RECORDS TO PROCESS:

________________________

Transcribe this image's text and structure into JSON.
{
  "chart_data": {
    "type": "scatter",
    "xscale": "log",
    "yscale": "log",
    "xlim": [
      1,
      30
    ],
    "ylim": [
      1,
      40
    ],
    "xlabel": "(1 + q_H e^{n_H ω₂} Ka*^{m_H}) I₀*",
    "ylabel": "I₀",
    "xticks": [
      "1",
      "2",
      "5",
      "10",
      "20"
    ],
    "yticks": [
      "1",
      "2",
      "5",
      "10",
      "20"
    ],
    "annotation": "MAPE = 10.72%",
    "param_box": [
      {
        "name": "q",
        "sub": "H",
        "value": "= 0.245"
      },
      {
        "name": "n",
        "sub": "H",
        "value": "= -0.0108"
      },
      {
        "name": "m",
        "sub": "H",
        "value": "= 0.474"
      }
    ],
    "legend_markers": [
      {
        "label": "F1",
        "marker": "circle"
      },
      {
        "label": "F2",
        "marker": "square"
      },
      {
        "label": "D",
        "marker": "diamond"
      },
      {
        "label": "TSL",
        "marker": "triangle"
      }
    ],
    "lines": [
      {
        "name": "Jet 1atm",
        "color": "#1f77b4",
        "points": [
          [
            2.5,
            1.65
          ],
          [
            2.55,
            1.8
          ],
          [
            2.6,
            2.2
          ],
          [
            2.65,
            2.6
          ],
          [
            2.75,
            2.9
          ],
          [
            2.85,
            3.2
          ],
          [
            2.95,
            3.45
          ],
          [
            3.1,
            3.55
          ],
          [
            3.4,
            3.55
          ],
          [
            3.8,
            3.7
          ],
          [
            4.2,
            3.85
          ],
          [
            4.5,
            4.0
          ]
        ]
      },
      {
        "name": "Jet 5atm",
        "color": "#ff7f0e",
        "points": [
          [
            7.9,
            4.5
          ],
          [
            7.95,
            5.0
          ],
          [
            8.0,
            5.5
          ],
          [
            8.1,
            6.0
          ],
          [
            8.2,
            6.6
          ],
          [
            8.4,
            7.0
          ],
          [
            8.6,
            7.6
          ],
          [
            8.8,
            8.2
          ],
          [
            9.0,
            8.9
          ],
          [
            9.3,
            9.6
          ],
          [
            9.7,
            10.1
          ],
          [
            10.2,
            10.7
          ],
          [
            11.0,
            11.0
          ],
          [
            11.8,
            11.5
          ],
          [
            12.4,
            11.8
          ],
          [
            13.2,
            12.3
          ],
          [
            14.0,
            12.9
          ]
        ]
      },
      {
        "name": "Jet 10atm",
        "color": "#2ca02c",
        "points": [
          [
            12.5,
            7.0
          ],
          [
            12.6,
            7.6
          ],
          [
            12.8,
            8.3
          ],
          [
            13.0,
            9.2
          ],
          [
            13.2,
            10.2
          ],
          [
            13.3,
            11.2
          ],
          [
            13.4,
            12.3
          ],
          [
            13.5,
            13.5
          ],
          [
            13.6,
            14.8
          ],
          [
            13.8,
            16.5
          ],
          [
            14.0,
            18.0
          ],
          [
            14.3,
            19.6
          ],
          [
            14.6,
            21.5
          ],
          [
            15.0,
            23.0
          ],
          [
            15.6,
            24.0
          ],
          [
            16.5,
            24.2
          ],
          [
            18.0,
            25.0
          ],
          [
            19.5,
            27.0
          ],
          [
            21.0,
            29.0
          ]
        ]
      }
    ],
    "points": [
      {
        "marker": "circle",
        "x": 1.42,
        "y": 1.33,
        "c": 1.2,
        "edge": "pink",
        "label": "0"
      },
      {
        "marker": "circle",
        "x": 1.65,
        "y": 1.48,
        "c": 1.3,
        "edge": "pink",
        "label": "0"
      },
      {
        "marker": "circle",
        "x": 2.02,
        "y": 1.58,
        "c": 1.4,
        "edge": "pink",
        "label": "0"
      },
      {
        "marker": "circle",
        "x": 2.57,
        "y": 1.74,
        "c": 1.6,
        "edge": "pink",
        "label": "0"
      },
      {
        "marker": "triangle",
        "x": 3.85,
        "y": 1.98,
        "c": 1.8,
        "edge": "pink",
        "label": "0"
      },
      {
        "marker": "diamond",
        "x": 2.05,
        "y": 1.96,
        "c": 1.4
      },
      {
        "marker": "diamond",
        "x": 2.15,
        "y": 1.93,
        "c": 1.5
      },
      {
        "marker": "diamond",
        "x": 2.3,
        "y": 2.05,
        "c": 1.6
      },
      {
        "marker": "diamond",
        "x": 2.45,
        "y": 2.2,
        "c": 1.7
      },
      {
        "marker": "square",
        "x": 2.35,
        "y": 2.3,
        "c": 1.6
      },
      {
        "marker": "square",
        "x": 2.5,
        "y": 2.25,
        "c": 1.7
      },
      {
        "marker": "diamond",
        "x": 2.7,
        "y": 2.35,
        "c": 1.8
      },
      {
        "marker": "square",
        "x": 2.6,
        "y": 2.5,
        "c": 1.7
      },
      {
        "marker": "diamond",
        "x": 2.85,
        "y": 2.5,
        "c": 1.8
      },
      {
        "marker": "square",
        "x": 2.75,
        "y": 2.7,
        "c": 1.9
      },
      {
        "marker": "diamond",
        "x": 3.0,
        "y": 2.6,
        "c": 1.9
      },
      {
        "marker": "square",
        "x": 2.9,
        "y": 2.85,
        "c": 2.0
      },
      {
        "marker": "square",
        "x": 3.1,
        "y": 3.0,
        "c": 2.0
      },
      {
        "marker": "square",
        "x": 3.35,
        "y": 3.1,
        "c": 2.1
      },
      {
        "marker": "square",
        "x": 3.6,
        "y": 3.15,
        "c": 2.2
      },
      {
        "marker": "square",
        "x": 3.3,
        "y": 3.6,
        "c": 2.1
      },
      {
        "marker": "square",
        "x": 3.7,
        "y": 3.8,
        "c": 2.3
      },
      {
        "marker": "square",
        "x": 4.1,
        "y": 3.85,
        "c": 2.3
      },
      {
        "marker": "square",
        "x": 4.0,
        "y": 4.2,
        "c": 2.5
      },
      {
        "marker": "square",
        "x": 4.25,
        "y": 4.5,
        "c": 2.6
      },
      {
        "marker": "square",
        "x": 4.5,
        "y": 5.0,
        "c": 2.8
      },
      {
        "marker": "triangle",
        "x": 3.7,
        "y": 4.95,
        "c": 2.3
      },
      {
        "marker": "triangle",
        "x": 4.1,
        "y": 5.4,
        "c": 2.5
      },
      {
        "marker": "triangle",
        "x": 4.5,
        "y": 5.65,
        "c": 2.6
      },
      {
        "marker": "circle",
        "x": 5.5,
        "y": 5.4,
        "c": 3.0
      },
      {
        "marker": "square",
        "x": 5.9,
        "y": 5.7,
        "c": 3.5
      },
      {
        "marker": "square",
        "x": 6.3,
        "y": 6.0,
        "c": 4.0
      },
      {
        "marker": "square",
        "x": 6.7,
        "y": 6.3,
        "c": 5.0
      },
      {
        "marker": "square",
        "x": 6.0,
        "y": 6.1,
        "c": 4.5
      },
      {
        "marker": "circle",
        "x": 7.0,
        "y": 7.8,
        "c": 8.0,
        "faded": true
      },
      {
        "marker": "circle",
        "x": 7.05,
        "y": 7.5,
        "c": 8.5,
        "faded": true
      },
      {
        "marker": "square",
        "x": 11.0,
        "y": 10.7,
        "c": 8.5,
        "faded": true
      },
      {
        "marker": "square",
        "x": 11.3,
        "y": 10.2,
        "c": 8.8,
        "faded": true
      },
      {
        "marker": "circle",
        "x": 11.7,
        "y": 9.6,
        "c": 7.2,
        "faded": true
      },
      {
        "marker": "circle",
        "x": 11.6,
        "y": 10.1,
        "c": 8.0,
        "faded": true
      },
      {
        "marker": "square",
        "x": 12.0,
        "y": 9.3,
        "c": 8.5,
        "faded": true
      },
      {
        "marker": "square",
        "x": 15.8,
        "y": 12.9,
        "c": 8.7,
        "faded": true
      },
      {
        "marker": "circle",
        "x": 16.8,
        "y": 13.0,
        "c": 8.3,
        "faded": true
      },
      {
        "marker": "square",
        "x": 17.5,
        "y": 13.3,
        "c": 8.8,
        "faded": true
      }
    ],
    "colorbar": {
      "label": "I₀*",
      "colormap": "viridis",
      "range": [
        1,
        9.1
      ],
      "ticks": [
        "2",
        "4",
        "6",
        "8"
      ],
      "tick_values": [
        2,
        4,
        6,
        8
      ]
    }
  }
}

________________________

GIVEN TASK:
Only the number is wanted: how many lines in the data include the string "name"?

RESPONSE TO THIS TASK:
6